▸ **Objective**:
The records below must be copied in full; omit the images.

▸ **Provided entries**:
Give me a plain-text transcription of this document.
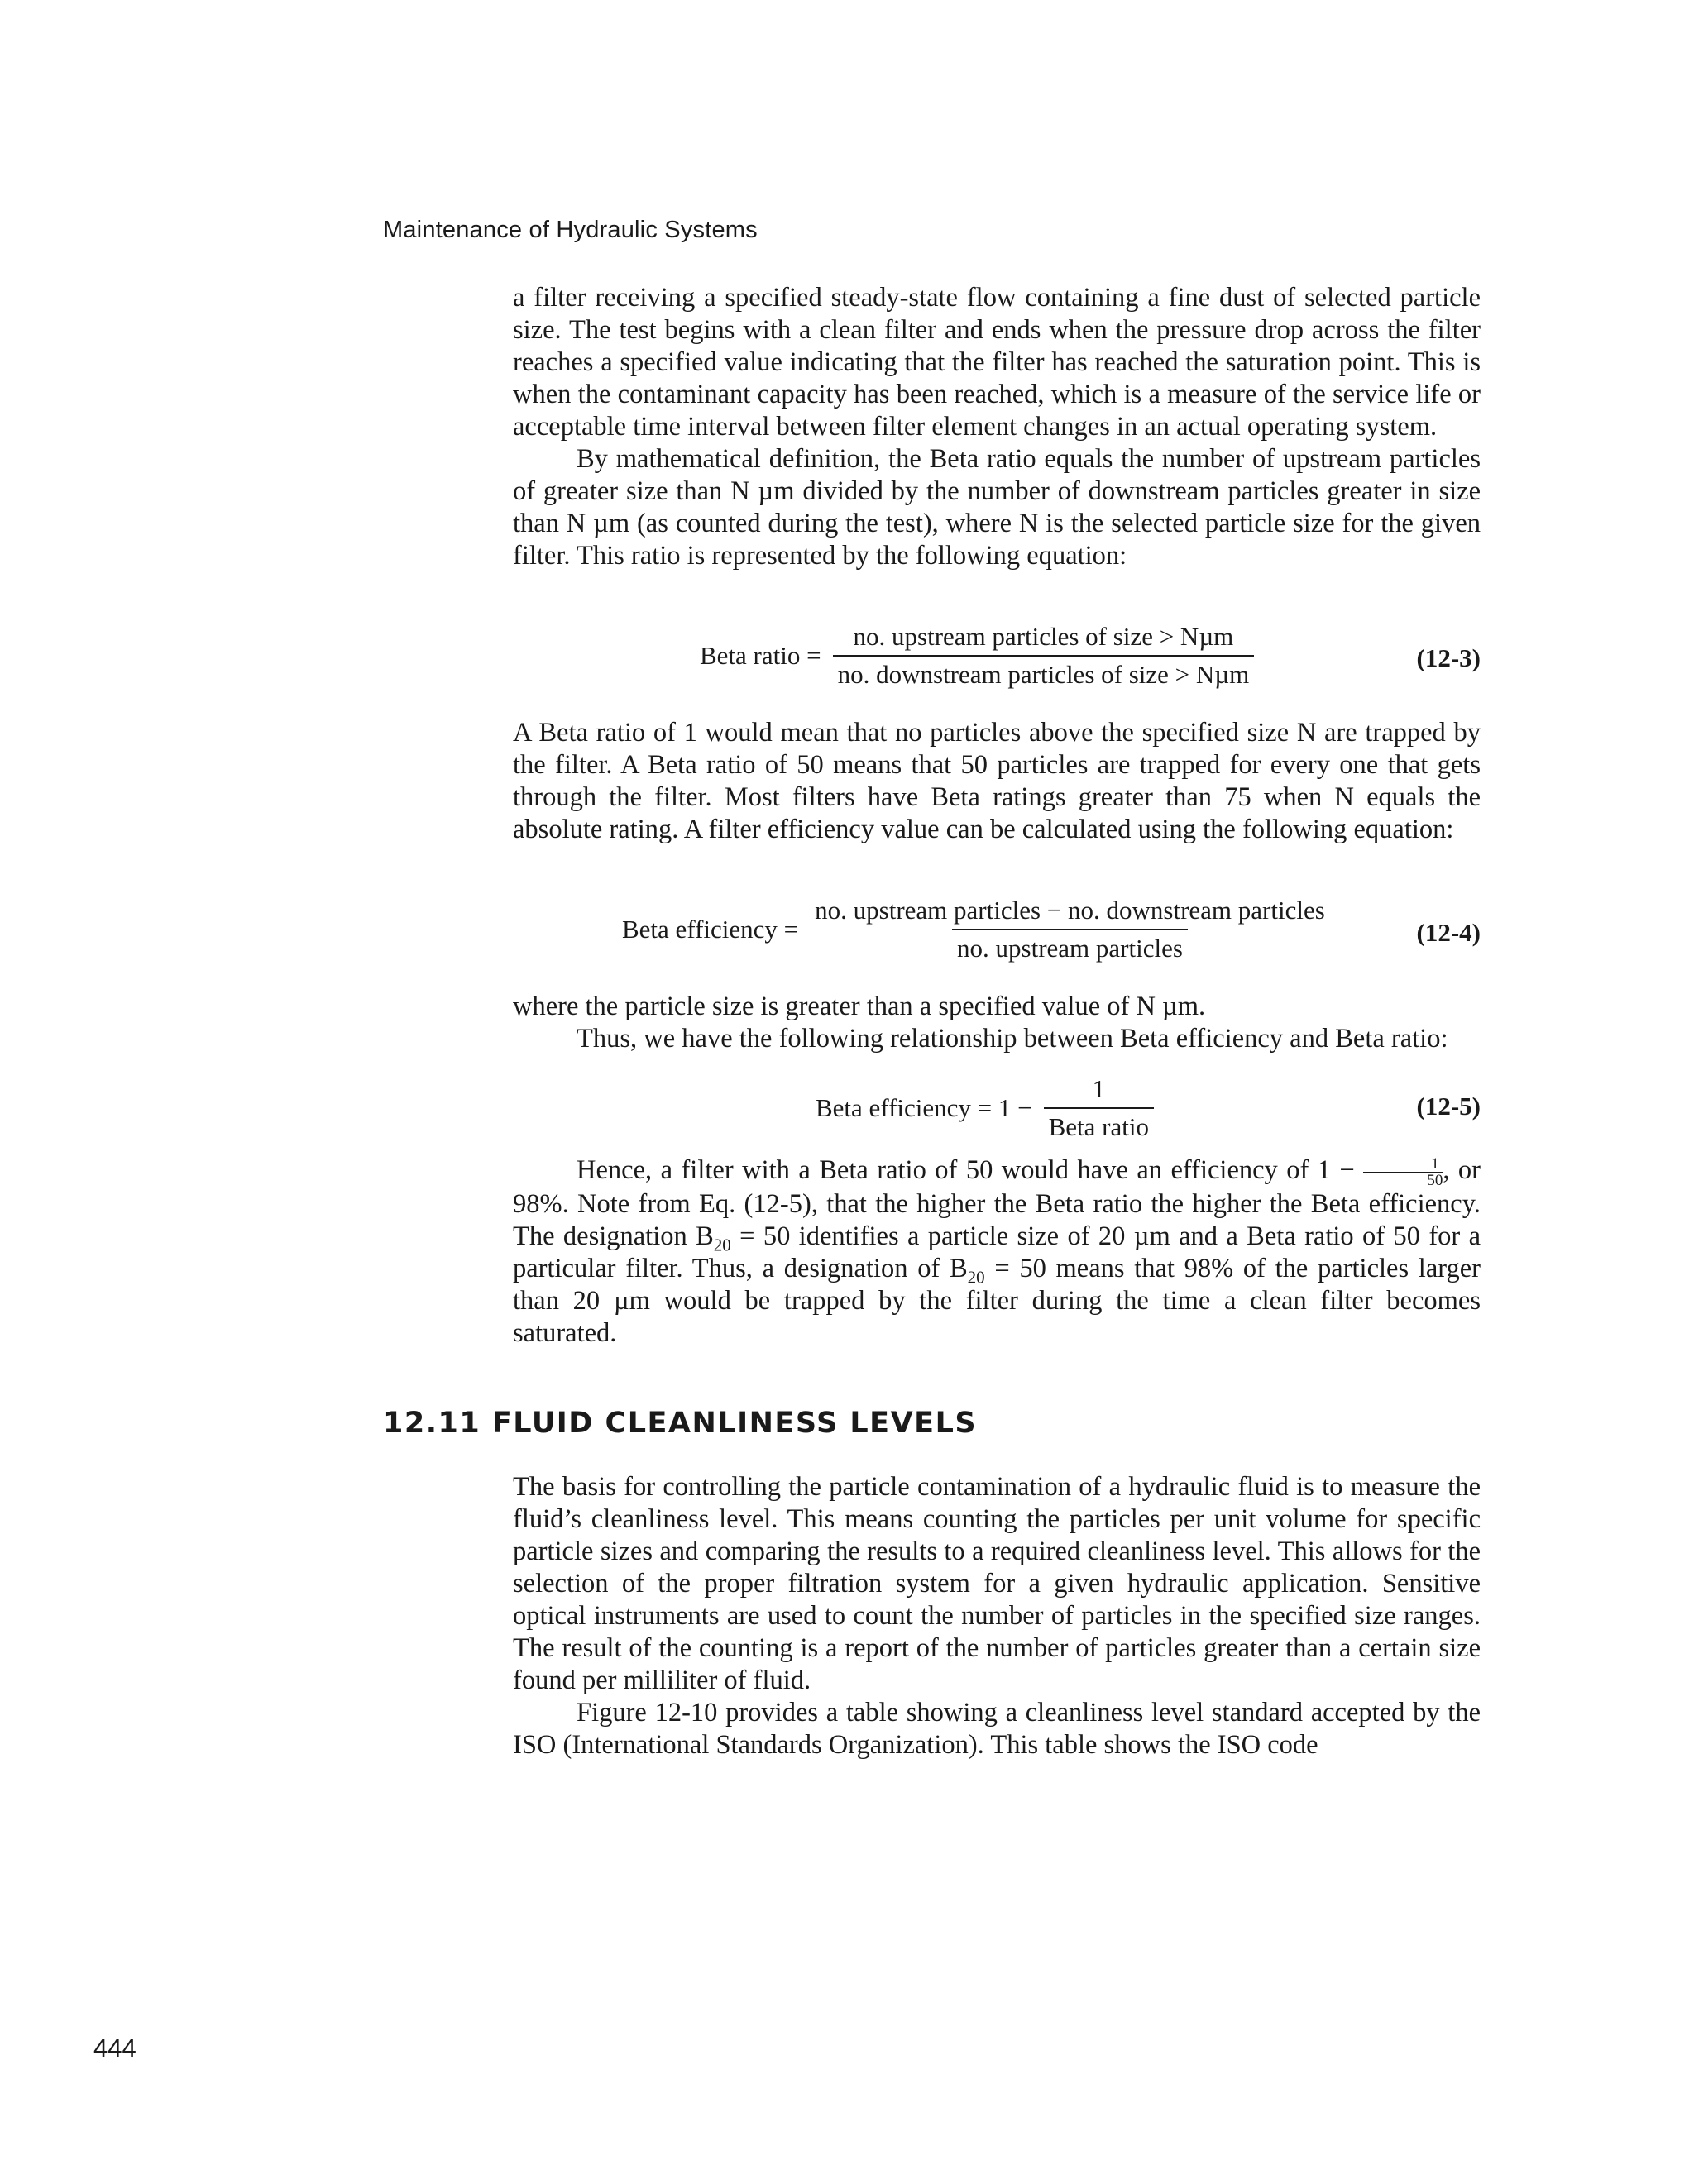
Maintenance of Hydraulic Systems

a filter receiving a specified steady-state flow containing a fine dust of selected particle size. The test begins with a clean filter and ends when the pressure drop across the filter reaches a specified value indicating that the filter has reached the saturation point. This is when the contaminant capacity has been reached, which is a measure of the service life or acceptable time interval between filter element changes in an actual operating system.

By mathematical definition, the Beta ratio equals the number of upstream particles of greater size than N µm divided by the number of downstream particles greater in size than N µm (as counted during the test), where N is the selected particle size for the given filter. This ratio is represented by the following equation:

Beta ratio = $\frac{\text{no. upstream particles of size > Nµm}}{\text{no. downstream particles of size > Nµm}}$	(12-3)

A Beta ratio of 1 would mean that no particles above the specified size N are trapped by the filter. A Beta ratio of 50 means that 50 particles are trapped for every one that gets through the filter. Most filters have Beta ratings greater than 75 when N equals the absolute rating. A filter efficiency value can be calculated using the following equation:

Beta efficiency = $\frac{\text{no. upstream particles − no. downstream particles}}{\text{no. upstream particles}}$	(12-4)

where the particle size is greater than a specified value of N µm.

Thus, we have the following relationship between Beta efficiency and Beta ratio:

Beta efficiency = $1 - \frac{1}{\text{Beta ratio}}$	(12-5)

Hence, a filter with a Beta ratio of 50 would have an efficiency of $1 - \frac{1}{50}$ , or 98%. Note from Eq. (12-5), that the higher the Beta ratio the higher the Beta efficiency. The designation $B_{20} = 50$ identifies a particle size of 20 µm and a Beta ratio of 50 for a particular filter. Thus, a designation of $B_{20} = 50$ means that 98% of the particles larger than 20 µm would be trapped by the filter during the time a clean filter becomes saturated.

12.11 FLUID CLEANLINESS LEVELS

The basis for controlling the particle contamination of a hydraulic fluid is to measure the fluid’s cleanliness level. This means counting the particles per unit volume for specific particle sizes and comparing the results to a required cleanliness level. This allows for the selection of the proper filtration system for a given hydraulic application. Sensitive optical instruments are used to count the number of particles in the specified size ranges. The result of the counting is a report of the number of particles greater than a certain size found per milliliter of fluid.

Figure 12-10 provides a table showing a cleanliness level standard accepted by the ISO (International Standards Organization). This table shows the ISO code

444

▸ **Output**:
Give me a plain-text transcription of this document.
Maintenance of Hydraulic Systems

a filter receiving a specified steady-state flow containing a fine dust of selected particle size. The test begins with a clean filter and ends when the pressure drop across the filter reaches a specified value indicating that the filter has reached the saturation point. This is when the contaminant capacity has been reached, which is a measure of the service life or acceptable time interval between filter element changes in an actual operating system.

By mathematical definition, the Beta ratio equals the number of upstream particles of greater size than N µm divided by the number of downstream particles greater in size than N µm (as counted during the test), where N is the selected particle size for the given filter. This ratio is represented by the following equation:

Beta ratio = $\frac{\text{no. upstream particles of size > Nµm}}{\text{no. downstream particles of size > Nµm}}$	(12-3)

A Beta ratio of 1 would mean that no particles above the specified size N are trapped by the filter. A Beta ratio of 50 means that 50 particles are trapped for every one that gets through the filter. Most filters have Beta ratings greater than 75 when N equals the absolute rating. A filter efficiency value can be calculated using the following equation:

Beta efficiency = $\frac{\text{no. upstream particles − no. downstream particles}}{\text{no. upstream particles}}$	(12-4)

where the particle size is greater than a specified value of N µm.

Thus, we have the following relationship between Beta efficiency and Beta ratio:

Beta efficiency = $1 - \frac{1}{\text{Beta ratio}}$	(12-5)

Hence, a filter with a Beta ratio of 50 would have an efficiency of $1 - \frac{1}{50}$ , or 98%. Note from Eq. (12-5), that the higher the Beta ratio the higher the Beta efficiency. The designation $B_{20} = 50$ identifies a particle size of 20 µm and a Beta ratio of 50 for a particular filter. Thus, a designation of $B_{20} = 50$ means that 98% of the particles larger than 20 µm would be trapped by the filter during the time a clean filter becomes saturated.

12.11 FLUID CLEANLINESS LEVELS

The basis for controlling the particle contamination of a hydraulic fluid is to measure the fluid’s cleanliness level. This means counting the particles per unit volume for specific particle sizes and comparing the results to a required cleanliness level. This allows for the selection of the proper filtration system for a given hydraulic application. Sensitive optical instruments are used to count the number of particles in the specified size ranges. The result of the counting is a report of the number of particles greater than a certain size found per milliliter of fluid.

Figure 12-10 provides a table showing a cleanliness level standard accepted by the ISO (International Standards Organization). This table shows the ISO code

444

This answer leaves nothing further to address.